PROBLEM DESCRIPTION: Omit all images, then return the remaining material exactly as it stands.

Some records
╭──

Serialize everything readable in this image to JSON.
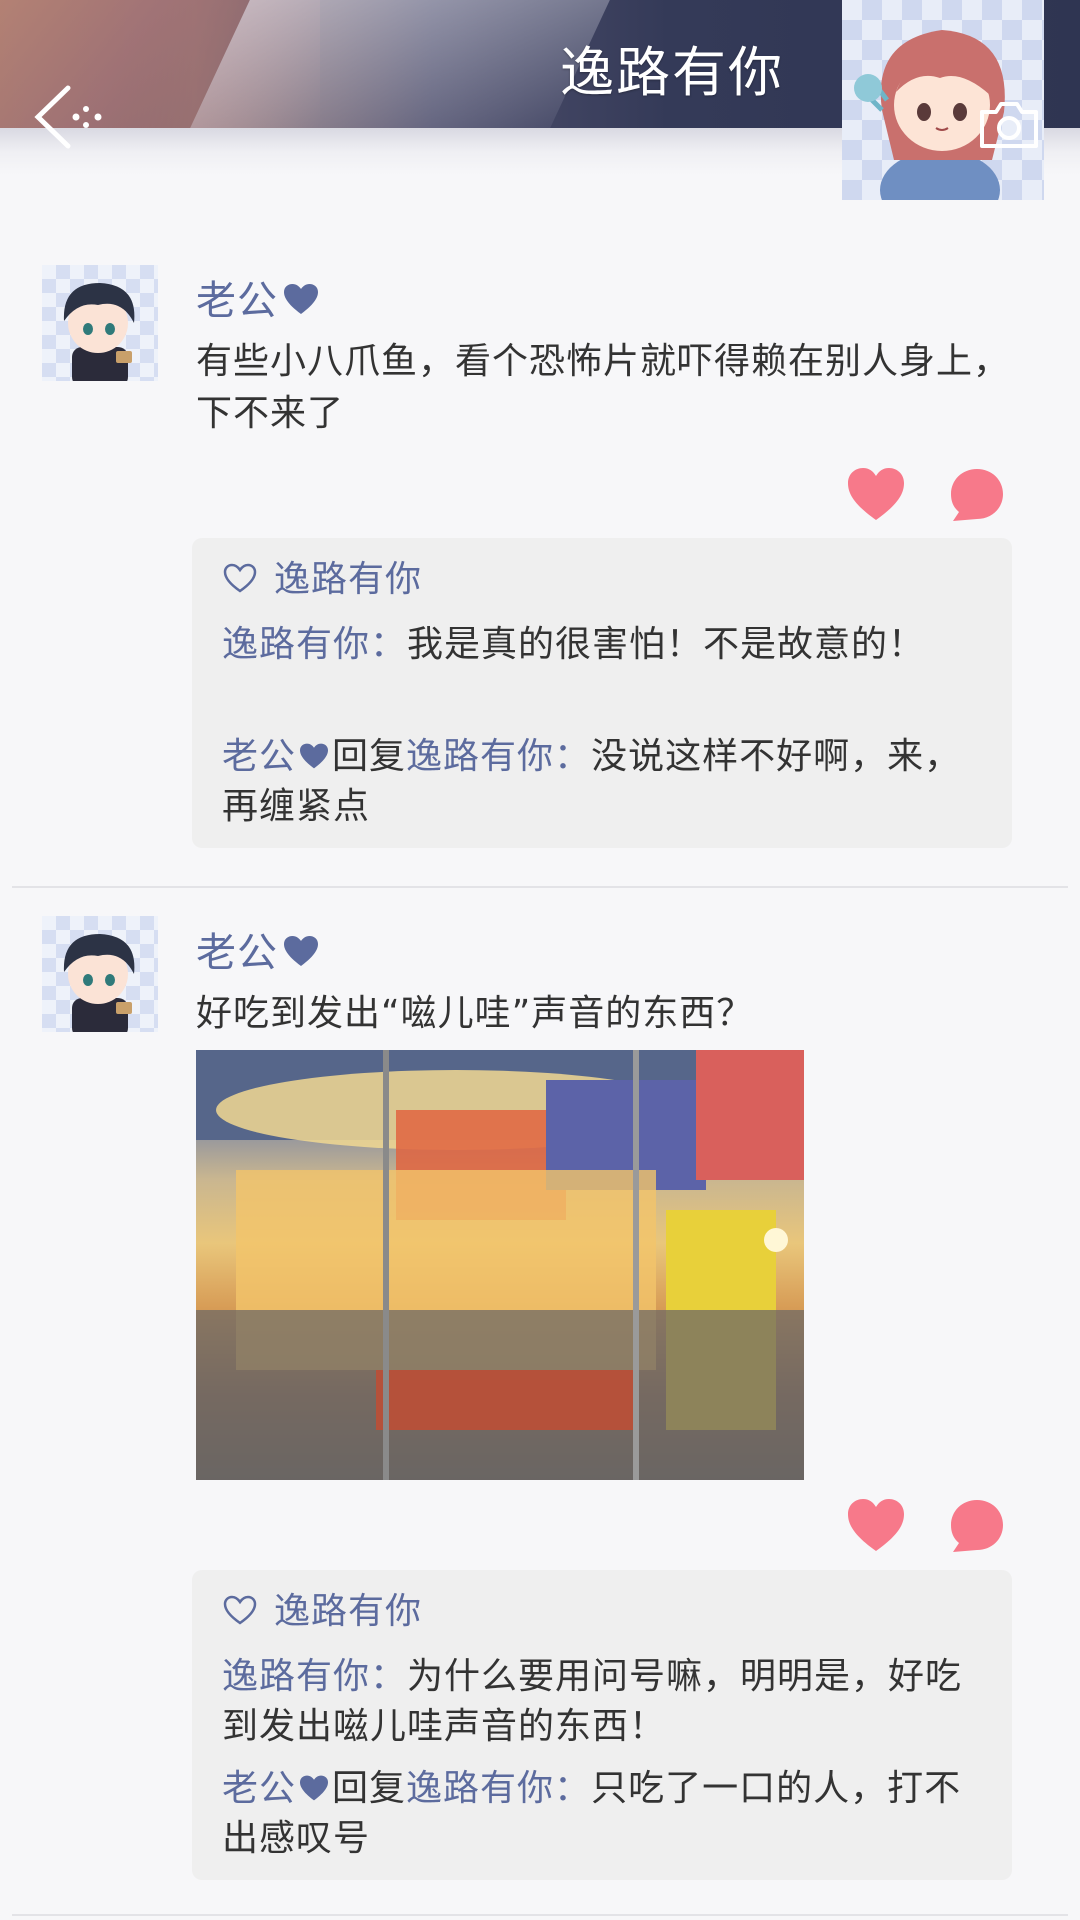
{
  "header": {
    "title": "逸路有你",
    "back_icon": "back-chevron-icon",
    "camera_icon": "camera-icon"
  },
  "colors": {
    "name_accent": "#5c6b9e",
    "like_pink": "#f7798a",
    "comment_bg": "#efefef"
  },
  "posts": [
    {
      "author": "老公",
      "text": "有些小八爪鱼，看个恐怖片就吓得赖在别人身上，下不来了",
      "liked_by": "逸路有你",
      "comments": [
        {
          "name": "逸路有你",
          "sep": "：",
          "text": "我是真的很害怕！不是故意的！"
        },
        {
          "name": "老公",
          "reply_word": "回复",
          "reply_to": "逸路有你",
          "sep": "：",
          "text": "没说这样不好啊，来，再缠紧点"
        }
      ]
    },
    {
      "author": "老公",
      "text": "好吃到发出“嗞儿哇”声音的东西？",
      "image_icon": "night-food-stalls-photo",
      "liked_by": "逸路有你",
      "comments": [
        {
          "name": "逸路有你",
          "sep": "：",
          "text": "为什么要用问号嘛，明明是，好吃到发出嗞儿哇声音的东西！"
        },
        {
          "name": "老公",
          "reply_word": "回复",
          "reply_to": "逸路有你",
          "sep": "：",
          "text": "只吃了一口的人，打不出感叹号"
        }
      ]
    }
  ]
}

╰──

TASK OUTPUT:
Serialize everything readable in this image to JSON.
{
  "header": {
    "title": "逸路有你",
    "back_icon": "back-chevron-icon",
    "camera_icon": "camera-icon"
  },
  "colors": {
    "name_accent": "#5c6b9e",
    "like_pink": "#f7798a",
    "comment_bg": "#efefef"
  },
  "posts": [
    {
      "author": "老公",
      "text": "有些小八爪鱼，看个恐怖片就吓得赖在别人身上，下不来了",
      "liked_by": "逸路有你",
      "comments": [
        {
          "name": "逸路有你",
          "sep": "：",
          "text": "我是真的很害怕！不是故意的！"
        },
        {
          "name": "老公",
          "reply_word": "回复",
          "reply_to": "逸路有你",
          "sep": "：",
          "text": "没说这样不好啊，来，再缠紧点"
        }
      ]
    },
    {
      "author": "老公",
      "text": "好吃到发出“嗞儿哇”声音的东西？",
      "image_icon": "night-food-stalls-photo",
      "liked_by": "逸路有你",
      "comments": [
        {
          "name": "逸路有你",
          "sep": "：",
          "text": "为什么要用问号嘛，明明是，好吃到发出嗞儿哇声音的东西！"
        },
        {
          "name": "老公",
          "reply_word": "回复",
          "reply_to": "逸路有你",
          "sep": "：",
          "text": "只吃了一口的人，打不出感叹号"
        }
      ]
    }
  ]
}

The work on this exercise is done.